EXERCISE:
Filter the records below and copy every line containing the word "document".

## Begin STORED DATA

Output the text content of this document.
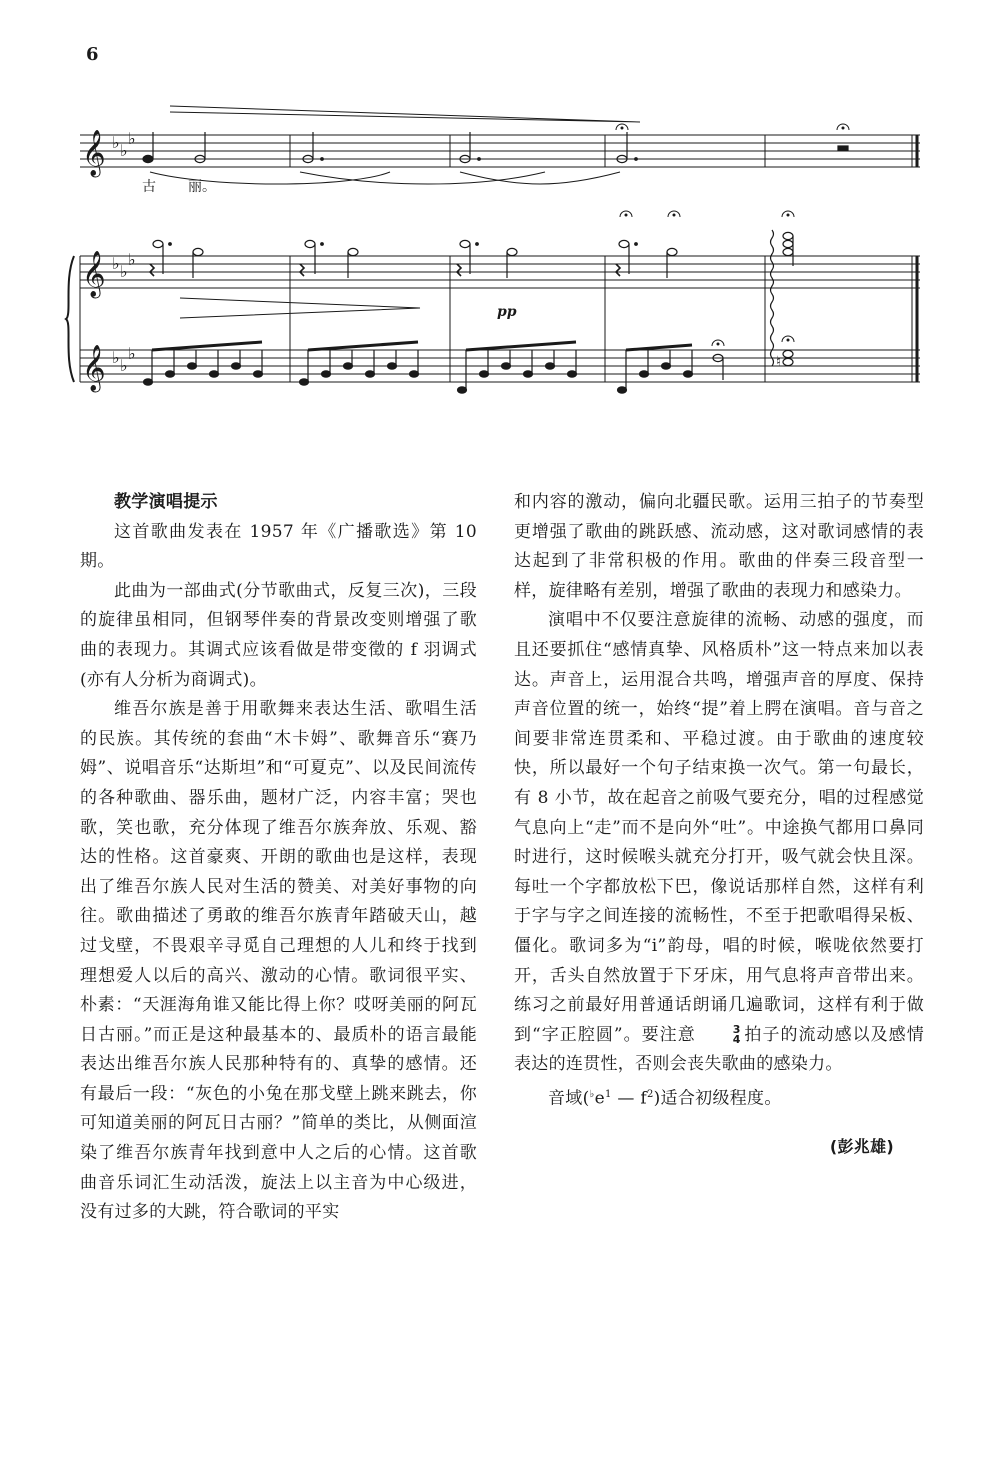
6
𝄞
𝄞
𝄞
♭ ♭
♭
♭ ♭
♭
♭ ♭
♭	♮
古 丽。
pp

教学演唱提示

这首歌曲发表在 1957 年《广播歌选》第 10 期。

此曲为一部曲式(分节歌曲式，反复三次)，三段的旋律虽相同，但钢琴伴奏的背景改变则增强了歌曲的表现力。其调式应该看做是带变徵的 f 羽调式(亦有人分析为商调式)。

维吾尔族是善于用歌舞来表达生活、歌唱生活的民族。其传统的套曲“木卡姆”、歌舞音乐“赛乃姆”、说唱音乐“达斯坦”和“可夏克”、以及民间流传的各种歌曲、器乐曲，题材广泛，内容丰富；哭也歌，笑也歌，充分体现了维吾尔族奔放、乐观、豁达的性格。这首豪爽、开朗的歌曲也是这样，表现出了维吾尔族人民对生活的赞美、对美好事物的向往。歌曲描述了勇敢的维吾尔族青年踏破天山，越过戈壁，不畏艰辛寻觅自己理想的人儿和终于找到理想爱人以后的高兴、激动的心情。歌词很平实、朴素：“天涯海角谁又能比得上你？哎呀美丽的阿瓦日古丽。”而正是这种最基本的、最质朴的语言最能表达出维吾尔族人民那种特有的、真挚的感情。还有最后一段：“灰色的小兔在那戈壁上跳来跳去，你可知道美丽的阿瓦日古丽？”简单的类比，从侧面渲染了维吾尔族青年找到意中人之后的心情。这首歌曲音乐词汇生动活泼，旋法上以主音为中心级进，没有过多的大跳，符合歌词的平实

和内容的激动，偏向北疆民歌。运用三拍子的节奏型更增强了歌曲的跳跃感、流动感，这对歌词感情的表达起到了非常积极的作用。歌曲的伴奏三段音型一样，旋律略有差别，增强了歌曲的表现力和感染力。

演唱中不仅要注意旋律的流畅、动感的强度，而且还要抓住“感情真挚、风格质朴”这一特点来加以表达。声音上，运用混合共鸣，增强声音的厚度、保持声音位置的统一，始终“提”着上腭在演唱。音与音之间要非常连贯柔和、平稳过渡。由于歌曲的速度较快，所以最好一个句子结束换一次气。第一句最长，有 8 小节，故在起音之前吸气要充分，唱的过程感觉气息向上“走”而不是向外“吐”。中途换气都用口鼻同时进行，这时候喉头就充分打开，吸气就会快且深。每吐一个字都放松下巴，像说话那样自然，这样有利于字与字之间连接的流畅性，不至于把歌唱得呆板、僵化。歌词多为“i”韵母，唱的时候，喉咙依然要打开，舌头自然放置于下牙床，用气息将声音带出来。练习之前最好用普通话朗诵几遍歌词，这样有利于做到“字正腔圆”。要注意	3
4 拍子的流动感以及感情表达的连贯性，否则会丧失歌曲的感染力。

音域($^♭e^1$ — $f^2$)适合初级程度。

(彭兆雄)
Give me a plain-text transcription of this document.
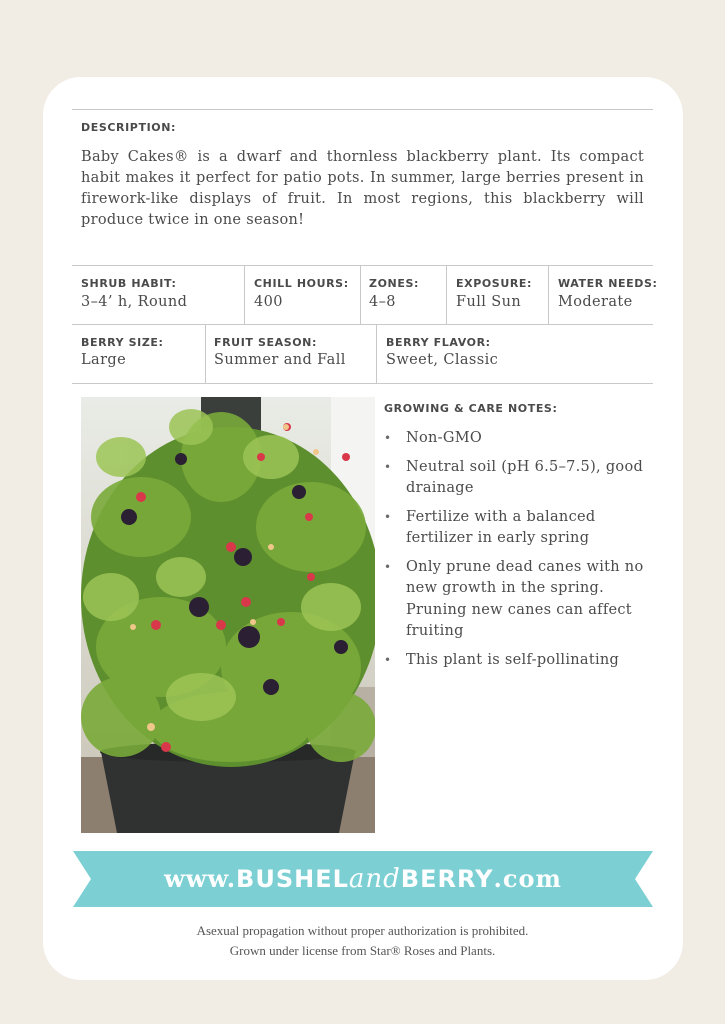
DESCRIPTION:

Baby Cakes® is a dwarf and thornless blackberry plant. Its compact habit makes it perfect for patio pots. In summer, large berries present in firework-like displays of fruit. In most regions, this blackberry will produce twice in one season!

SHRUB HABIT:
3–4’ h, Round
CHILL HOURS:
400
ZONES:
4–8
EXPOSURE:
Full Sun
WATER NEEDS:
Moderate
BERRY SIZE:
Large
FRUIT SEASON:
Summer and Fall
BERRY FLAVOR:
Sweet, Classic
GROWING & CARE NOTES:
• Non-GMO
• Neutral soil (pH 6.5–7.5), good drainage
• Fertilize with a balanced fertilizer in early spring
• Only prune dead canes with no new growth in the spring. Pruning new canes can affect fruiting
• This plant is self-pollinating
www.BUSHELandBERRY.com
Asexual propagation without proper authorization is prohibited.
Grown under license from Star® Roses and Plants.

## End STORED DATA

RESULT OF THE TASK:
Output the text content of this document.
Give me a plain-text transcription of this document.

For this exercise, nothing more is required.